### What this task involves
Each line containing the word "used" should be found and copied.

* * *

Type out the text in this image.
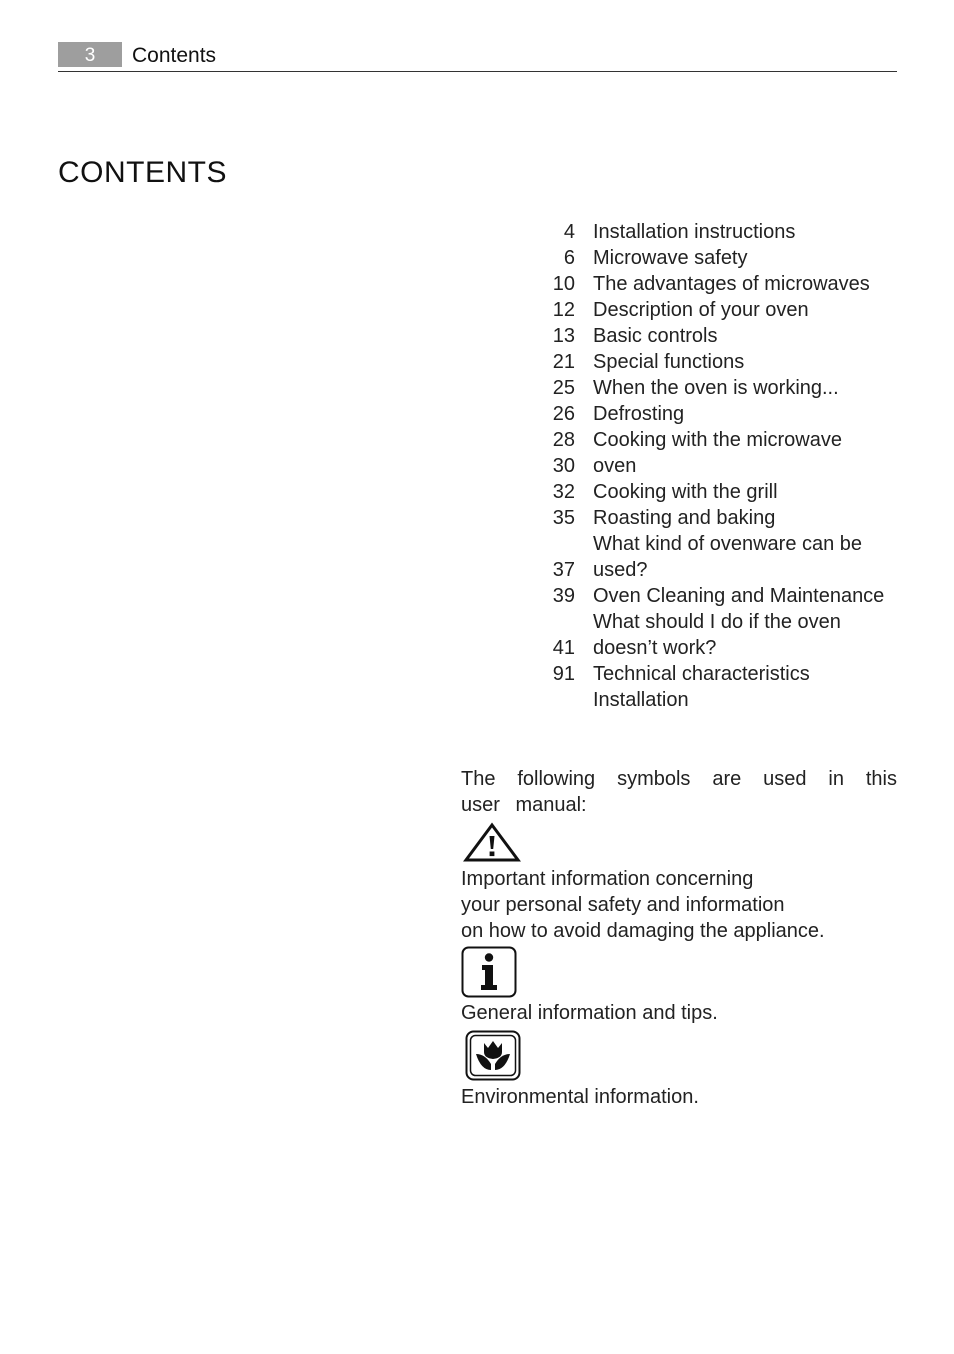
3	Contents
CONTENTS
4 Installation instructions
6 Microwave safety
10 The advantages of microwaves
12 Description of your oven
13 Basic controls
21 Special functions
25 When the oven is working...
26 Defrosting
28 Cooking with the microwave
30 oven
32 Cooking with the grill
35 Roasting and baking
What kind of ovenware can be
37 used?
39 Oven Cleaning and Maintenance
What should I do if the oven
41 doesn’t work?
91 Technical characteristics
Installation

The following symbols are used in this user manual:

Important information concerning

your personal safety and information

on how to avoid damaging the appliance.

General information and tips.

Environmental information.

* * *

### Solution for this task
37 used?
The following symbols are used in this user manual:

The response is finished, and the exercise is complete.